Instruction: Wherever the string "afnemen" appears, copy the whole line.

[A run of records]
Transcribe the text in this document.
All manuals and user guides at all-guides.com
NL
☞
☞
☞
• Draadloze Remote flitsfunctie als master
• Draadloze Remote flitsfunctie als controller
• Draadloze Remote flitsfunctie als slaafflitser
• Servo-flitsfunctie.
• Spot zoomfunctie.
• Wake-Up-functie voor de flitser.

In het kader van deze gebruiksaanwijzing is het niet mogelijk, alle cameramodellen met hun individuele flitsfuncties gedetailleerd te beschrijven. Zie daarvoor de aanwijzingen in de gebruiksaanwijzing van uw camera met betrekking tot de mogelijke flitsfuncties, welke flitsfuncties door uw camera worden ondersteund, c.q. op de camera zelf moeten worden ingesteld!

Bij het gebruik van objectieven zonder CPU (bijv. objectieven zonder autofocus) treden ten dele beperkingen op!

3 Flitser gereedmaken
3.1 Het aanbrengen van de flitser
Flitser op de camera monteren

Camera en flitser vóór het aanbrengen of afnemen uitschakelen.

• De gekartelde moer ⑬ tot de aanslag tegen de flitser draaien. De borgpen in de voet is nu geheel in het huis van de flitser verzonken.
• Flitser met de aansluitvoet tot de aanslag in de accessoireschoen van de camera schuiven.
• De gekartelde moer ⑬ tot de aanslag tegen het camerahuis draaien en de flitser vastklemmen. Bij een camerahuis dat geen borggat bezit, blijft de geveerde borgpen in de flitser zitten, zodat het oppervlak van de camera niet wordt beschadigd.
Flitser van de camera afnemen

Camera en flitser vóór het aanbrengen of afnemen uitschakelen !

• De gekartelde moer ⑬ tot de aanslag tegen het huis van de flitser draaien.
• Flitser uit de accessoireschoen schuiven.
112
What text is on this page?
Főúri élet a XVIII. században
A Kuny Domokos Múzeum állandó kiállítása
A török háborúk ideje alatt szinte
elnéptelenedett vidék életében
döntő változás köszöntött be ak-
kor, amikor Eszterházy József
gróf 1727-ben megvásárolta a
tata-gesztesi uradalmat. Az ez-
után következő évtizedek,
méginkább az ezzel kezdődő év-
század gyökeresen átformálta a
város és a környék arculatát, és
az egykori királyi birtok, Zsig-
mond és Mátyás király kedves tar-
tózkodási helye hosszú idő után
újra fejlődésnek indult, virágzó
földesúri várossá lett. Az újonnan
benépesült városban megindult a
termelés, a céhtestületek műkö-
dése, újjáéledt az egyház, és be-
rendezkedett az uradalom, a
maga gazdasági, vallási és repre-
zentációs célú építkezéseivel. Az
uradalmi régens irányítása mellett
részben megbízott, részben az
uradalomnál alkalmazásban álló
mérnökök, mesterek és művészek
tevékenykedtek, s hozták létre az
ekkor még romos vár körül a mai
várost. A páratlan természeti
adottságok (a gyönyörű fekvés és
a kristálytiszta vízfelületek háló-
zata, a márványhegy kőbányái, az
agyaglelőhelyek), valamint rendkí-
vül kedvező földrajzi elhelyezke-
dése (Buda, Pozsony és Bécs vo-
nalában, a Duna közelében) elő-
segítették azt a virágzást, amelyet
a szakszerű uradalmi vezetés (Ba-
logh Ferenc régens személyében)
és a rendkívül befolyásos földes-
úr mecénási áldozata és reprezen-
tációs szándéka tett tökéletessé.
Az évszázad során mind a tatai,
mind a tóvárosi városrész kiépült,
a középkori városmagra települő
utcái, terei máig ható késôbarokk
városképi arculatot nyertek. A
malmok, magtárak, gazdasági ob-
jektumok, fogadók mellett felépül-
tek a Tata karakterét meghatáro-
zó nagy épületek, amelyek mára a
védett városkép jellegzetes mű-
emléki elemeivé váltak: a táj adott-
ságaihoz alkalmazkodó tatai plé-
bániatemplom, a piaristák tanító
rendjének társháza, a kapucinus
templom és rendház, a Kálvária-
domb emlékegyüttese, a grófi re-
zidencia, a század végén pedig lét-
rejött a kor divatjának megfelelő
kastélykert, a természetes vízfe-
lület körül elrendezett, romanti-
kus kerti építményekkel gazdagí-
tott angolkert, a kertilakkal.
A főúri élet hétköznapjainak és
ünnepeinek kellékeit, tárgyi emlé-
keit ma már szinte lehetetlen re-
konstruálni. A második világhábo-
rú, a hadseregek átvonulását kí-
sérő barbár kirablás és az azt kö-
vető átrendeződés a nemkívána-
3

Final result:
Camera en flitser vóór het aanbrengen of afnemen uitschakelen.
Flitser van de camera afnemen
Camera en flitser vóór het aanbrengen of afnemen uitschakelen !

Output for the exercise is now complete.